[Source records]

..............................

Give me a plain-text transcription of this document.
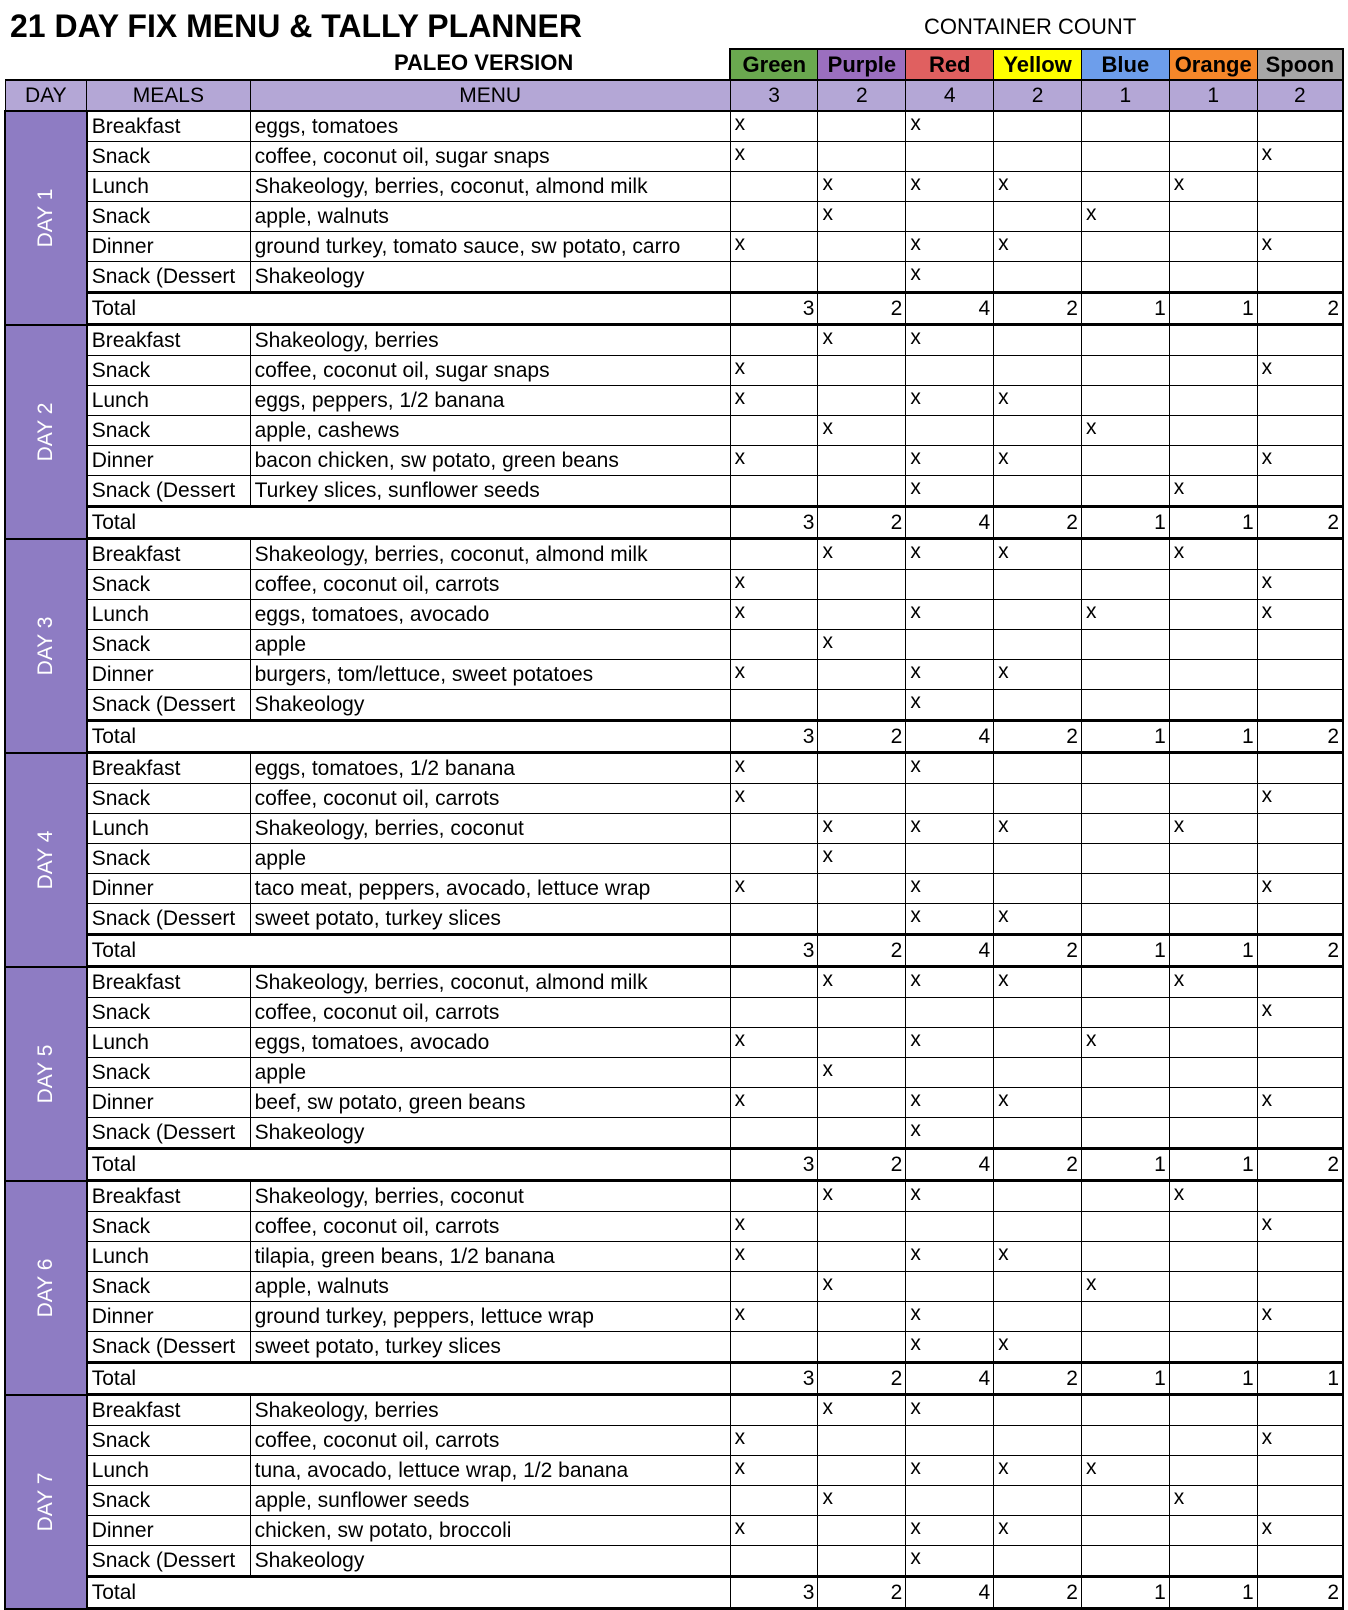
21 DAY FIX MENU & TALLY PLANNER
PALEO VERSION
CONTAINER COUNT
			Green	Purple	Red	Yellow	Blue	Orange	Spoon
DAY	MEALS	MENU	3	2	4	2	1	1	2

DAY 1	Breakfast	eggs, tomatoes	x		x				
	Snack	coffee, coconut oil, sugar snaps	x						x
	Lunch	Shakeology, berries, coconut, almond milk		x	x	x		x	
	Snack	apple, walnuts		x			x		
	Dinner	ground turkey, tomato sauce, sw potato, carro	x		x	x			x
	Snack (Dessert	Shakeology			x				
	Total		3	2	4	2	1	1	2

DAY 2	Breakfast	Shakeology, berries		x	x				
	Snack	coffee, coconut oil, sugar snaps	x						x
	Lunch	eggs, peppers, 1/2 banana	x		x	x			
	Snack	apple, cashews		x			x		
	Dinner	bacon chicken, sw potato, green beans	x		x	x			x
	Snack (Dessert	Turkey slices, sunflower seeds			x			x	
	Total		3	2	4	2	1	1	2

DAY 3	Breakfast	Shakeology, berries, coconut, almond milk		x	x	x		x	
	Snack	coffee, coconut oil, carrots	x						x
	Lunch	eggs, tomatoes, avocado	x		x		x		x
	Snack	apple		x					
	Dinner	burgers, tom/lettuce, sweet potatoes	x		x	x			
	Snack (Dessert	Shakeology			x				
	Total		3	2	4	2	1	1	2

DAY 4	Breakfast	eggs, tomatoes, 1/2 banana	x		x				
	Snack	coffee, coconut oil, carrots	x						x
	Lunch	Shakeology, berries, coconut		x	x	x		x	
	Snack	apple		x					
	Dinner	taco meat, peppers, avocado, lettuce wrap	x		x				x
	Snack (Dessert	sweet potato, turkey slices			x	x			
	Total		3	2	4	2	1	1	2

DAY 5	Breakfast	Shakeology, berries, coconut, almond milk		x	x	x		x	
	Snack	coffee, coconut oil, carrots							x
	Lunch	eggs, tomatoes, avocado	x		x		x		
	Snack	apple		x					
	Dinner	beef, sw potato, green beans	x		x	x			x
	Snack (Dessert	Shakeology			x				
	Total		3	2	4	2	1	1	2

DAY 6	Breakfast	Shakeology, berries, coconut		x	x			x	
	Snack	coffee, coconut oil, carrots	x						x
	Lunch	tilapia, green beans, 1/2 banana	x		x	x			
	Snack	apple, walnuts		x			x		
	Dinner	ground turkey, peppers, lettuce wrap	x		x				x
	Snack (Dessert	sweet potato, turkey slices			x	x			
	Total		3	2	4	2	1	1	1

DAY 7	Breakfast	Shakeology, berries		x	x				
	Snack	coffee, coconut oil, carrots	x						x
	Lunch	tuna, avocado, lettuce wrap, 1/2 banana	x		x	x	x		
	Snack	apple, sunflower seeds		x				x	
	Dinner	chicken, sw potato, broccoli	x		x	x			x
	Snack (Dessert	Shakeology			x				
	Total		3	2	4	2	1	1	2
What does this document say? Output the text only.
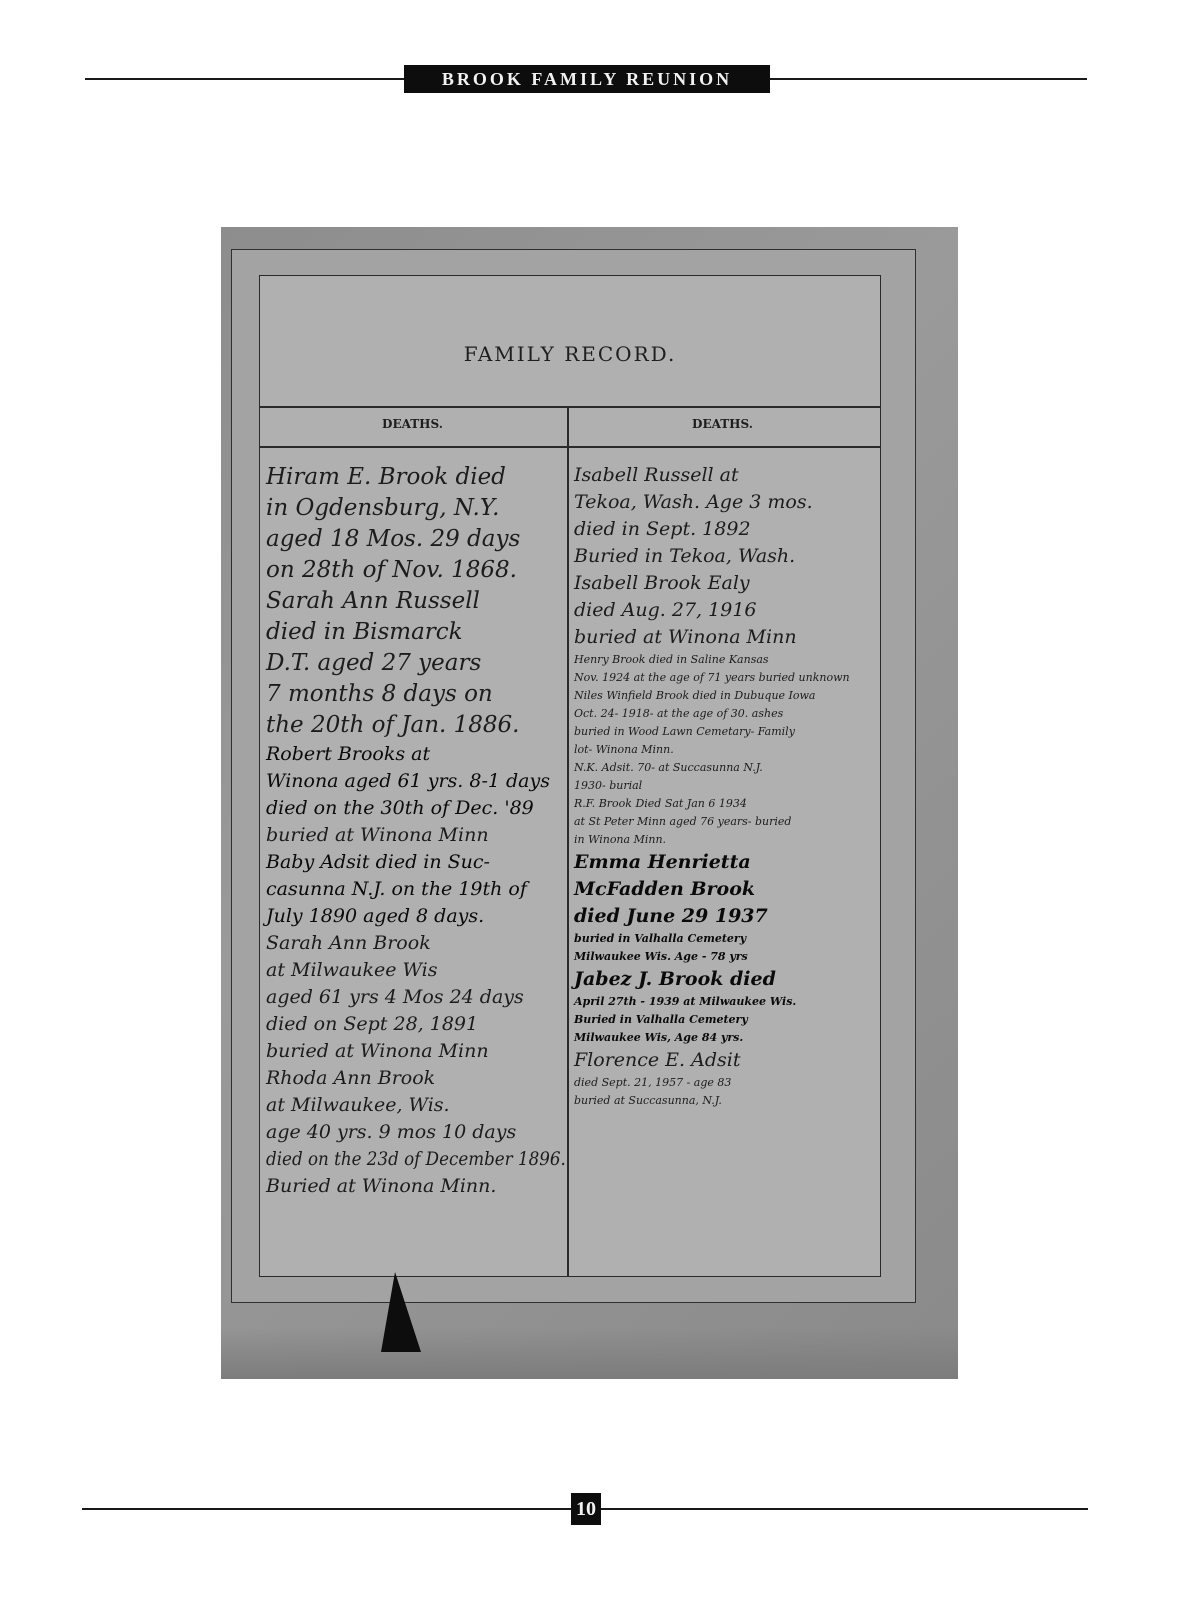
BROOK FAMILY REUNION
FAMILY RECORD.
DEATHS.	DEATHS.
Hiram E. Brook died
in Ogdensburg, N.Y.
aged 18 Mos. 29 days
on 28th of Nov. 1868.
Sarah Ann Russell
died in Bismarck
D.T. aged 27 years
7 months 8 days on
the 20th of Jan. 1886.
Robert Brooks at
Winona aged 61 yrs. 8-1 days
died on the 30th of Dec. '89
buried at Winona Minn
Baby Adsit died in Suc-
casunna N.J. on the 19th of
July 1890 aged 8 days.
Sarah Ann Brook
at Milwaukee Wis
aged 61 yrs 4 Mos 24 days
died on Sept 28, 1891
buried at Winona Minn
Rhoda Ann Brook
at Milwaukee, Wis.
age 40 yrs. 9 mos 10 days
died on the 23d of December 1896.
Buried at Winona Minn.
Isabell Russell at
Tekoa, Wash. Age 3 mos.
died in Sept. 1892
Buried in Tekoa, Wash.
Isabell Brook Ealy
died Aug. 27, 1916
buried at Winona Minn
Henry Brook died in Saline Kansas
Nov. 1924 at the age of 71 years buried unknown
Niles Winfield Brook died in Dubuque Iowa
Oct. 24- 1918- at the age of 30. ashes
buried in Wood Lawn Cemetary- Family
lot- Winona Minn.
N.K. Adsit. 70- at Succasunna N.J.
1930- burial
R.F. Brook Died Sat Jan 6 1934
at St Peter Minn aged 76 years- buried
in Winona Minn.
Emma Henrietta
McFadden Brook
died June 29 1937
buried in Valhalla Cemetery
Milwaukee Wis. Age - 78 yrs
Jabez J. Brook died
April 27th - 1939 at Milwaukee Wis.
Buried in Valhalla Cemetery
Milwaukee Wis, Age 84 yrs.
Florence E. Adsit
died Sept. 21, 1957 - age 83
buried at Succasunna, N.J.
10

..............................

[WHAT YOU HAVE TO DO]
Omit every picture, then repeat the remaining data exactly as it appears above.

[RESPONSE TO THIS TASK]
Give me a plain-text transcription of this document.
21 DAY FIX MENU & TALLY PLANNER
PALEO VERSION
CONTAINER COUNT
			Green	Purple	Red	Yellow	Blue	Orange	Spoon
DAY	MEALS	MENU	3	2	4	2	1	1	2

DAY 1	Breakfast	eggs, tomatoes	x		x				
	Snack	coffee, coconut oil, sugar snaps	x						x
	Lunch	Shakeology, berries, coconut, almond milk		x	x	x		x	
	Snack	apple, walnuts		x			x		
	Dinner	ground turkey, tomato sauce, sw potato, carro	x		x	x			x
	Snack (Dessert	Shakeology			x				
	Total		3	2	4	2	1	1	2

DAY 2	Breakfast	Shakeology, berries		x	x				
	Snack	coffee, coconut oil, sugar snaps	x						x
	Lunch	eggs, peppers, 1/2 banana	x		x	x			
	Snack	apple, cashews		x			x		
	Dinner	bacon chicken, sw potato, green beans	x		x	x			x
	Snack (Dessert	Turkey slices, sunflower seeds			x			x	
	Total		3	2	4	2	1	1	2

DAY 3	Breakfast	Shakeology, berries, coconut, almond milk		x	x	x		x	
	Snack	coffee, coconut oil, carrots	x						x
	Lunch	eggs, tomatoes, avocado	x		x		x		x
	Snack	apple		x					
	Dinner	burgers, tom/lettuce, sweet potatoes	x		x	x			
	Snack (Dessert	Shakeology			x				
	Total		3	2	4	2	1	1	2

DAY 4	Breakfast	eggs, tomatoes, 1/2 banana	x		x				
	Snack	coffee, coconut oil, carrots	x						x
	Lunch	Shakeology, berries, coconut		x	x	x		x	
	Snack	apple		x					
	Dinner	taco meat, peppers, avocado, lettuce wrap	x		x				x
	Snack (Dessert	sweet potato, turkey slices			x	x			
	Total		3	2	4	2	1	1	2

DAY 5	Breakfast	Shakeology, berries, coconut, almond milk		x	x	x		x	
	Snack	coffee, coconut oil, carrots							x
	Lunch	eggs, tomatoes, avocado	x		x		x		
	Snack	apple		x					
	Dinner	beef, sw potato, green beans	x		x	x			x
	Snack (Dessert	Shakeology			x				
	Total		3	2	4	2	1	1	2

DAY 6	Breakfast	Shakeology, berries, coconut		x	x			x	
	Snack	coffee, coconut oil, carrots	x						x
	Lunch	tilapia, green beans, 1/2 banana	x		x	x			
	Snack	apple, walnuts		x			x		
	Dinner	ground turkey, peppers, lettuce wrap	x		x				x
	Snack (Dessert	sweet potato, turkey slices			x	x			
	Total		3	2	4	2	1	1	1

DAY 7	Breakfast	Shakeology, berries		x	x				
	Snack	coffee, coconut oil, carrots	x						x
	Lunch	tuna, avocado, lettuce wrap, 1/2 banana	x		x	x	x		
	Snack	apple, sunflower seeds		x				x	
	Dinner	chicken, sw potato, broccoli	x		x	x			x
	Snack (Dessert	Shakeology			x				
	Total		3	2	4	2	1	1	2
What does this document say? Output the text only.
BROOK FAMILY REUNION
FAMILY RECORD.
DEATHS.	DEATHS.
Hiram E. Brook died
in Ogdensburg, N.Y.
aged 18 Mos. 29 days
on 28th of Nov. 1868.
Sarah Ann Russell
died in Bismarck
D.T. aged 27 years
7 months 8 days on
the 20th of Jan. 1886.
Robert Brooks at
Winona aged 61 yrs. 8-1 days
died on the 30th of Dec. '89
buried at Winona Minn
Baby Adsit died in Suc-
casunna N.J. on the 19th of
July 1890 aged 8 days.
Sarah Ann Brook
at Milwaukee Wis
aged 61 yrs 4 Mos 24 days
died on Sept 28, 1891
buried at Winona Minn
Rhoda Ann Brook
at Milwaukee, Wis.
age 40 yrs. 9 mos 10 days
died on the 23d of December 1896.
Buried at Winona Minn.
Isabell Russell at
Tekoa, Wash. Age 3 mos.
died in Sept. 1892
Buried in Tekoa, Wash.
Isabell Brook Ealy
died Aug. 27, 1916
buried at Winona Minn
Henry Brook died in Saline Kansas
Nov. 1924 at the age of 71 years buried unknown
Niles Winfield Brook died in Dubuque Iowa
Oct. 24- 1918- at the age of 30. ashes
buried in Wood Lawn Cemetary- Family
lot- Winona Minn.
N.K. Adsit. 70- at Succasunna N.J.
1930- burial
R.F. Brook Died Sat Jan 6 1934
at St Peter Minn aged 76 years- buried
in Winona Minn.
Emma Henrietta
McFadden Brook
died June 29 1937
buried in Valhalla Cemetery
Milwaukee Wis. Age - 78 yrs
Jabez J. Brook died
April 27th - 1939 at Milwaukee Wis.
Buried in Valhalla Cemetery
Milwaukee Wis, Age 84 yrs.
Florence E. Adsit
died Sept. 21, 1957 - age 83
buried at Succasunna, N.J.
10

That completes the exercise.